___ STORED ROWS ___
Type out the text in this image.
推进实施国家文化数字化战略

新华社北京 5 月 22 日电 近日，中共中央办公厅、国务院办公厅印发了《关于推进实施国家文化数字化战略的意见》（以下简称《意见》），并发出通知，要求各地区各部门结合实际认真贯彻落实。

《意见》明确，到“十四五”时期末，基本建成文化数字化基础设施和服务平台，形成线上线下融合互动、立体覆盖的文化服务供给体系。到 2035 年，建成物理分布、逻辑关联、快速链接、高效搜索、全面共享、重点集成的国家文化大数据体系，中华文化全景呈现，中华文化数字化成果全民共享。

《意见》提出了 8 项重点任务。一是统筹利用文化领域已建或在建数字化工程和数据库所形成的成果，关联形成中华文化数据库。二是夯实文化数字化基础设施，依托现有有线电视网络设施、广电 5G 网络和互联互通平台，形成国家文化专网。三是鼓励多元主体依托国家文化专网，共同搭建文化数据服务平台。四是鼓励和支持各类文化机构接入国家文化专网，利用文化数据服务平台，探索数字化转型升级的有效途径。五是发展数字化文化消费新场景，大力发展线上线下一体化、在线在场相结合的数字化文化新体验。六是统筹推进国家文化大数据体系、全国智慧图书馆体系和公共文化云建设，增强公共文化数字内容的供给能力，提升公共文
___
Write down every line of the data exactly as it appears above.

Type out the text in this image.
推进实施国家文化数字化战略

新华社北京 5 月 22 日电 近日，中共中央办公厅、国务院办公厅印发了《关于推进实施国家文化数字化战略的意见》（以下简称《意见》），并发出通知，要求各地区各部门结合实际认真贯彻落实。

《意见》明确，到“十四五”时期末，基本建成文化数字化基础设施和服务平台，形成线上线下融合互动、立体覆盖的文化服务供给体系。到 2035 年，建成物理分布、逻辑关联、快速链接、高效搜索、全面共享、重点集成的国家文化大数据体系，中华文化全景呈现，中华文化数字化成果全民共享。

《意见》提出了 8 项重点任务。一是统筹利用文化领域已建或在建数字化工程和数据库所形成的成果，关联形成中华文化数据库。二是夯实文化数字化基础设施，依托现有有线电视网络设施、广电 5G 网络和互联互通平台，形成国家文化专网。三是鼓励多元主体依托国家文化专网，共同搭建文化数据服务平台。四是鼓励和支持各类文化机构接入国家文化专网，利用文化数据服务平台，探索数字化转型升级的有效途径。五是发展数字化文化消费新场景，大力发展线上线下一体化、在线在场相结合的数字化文化新体验。六是统筹推进国家文化大数据体系、全国智慧图书馆体系和公共文化云建设，增强公共文化数字内容的供给能力，提升公共文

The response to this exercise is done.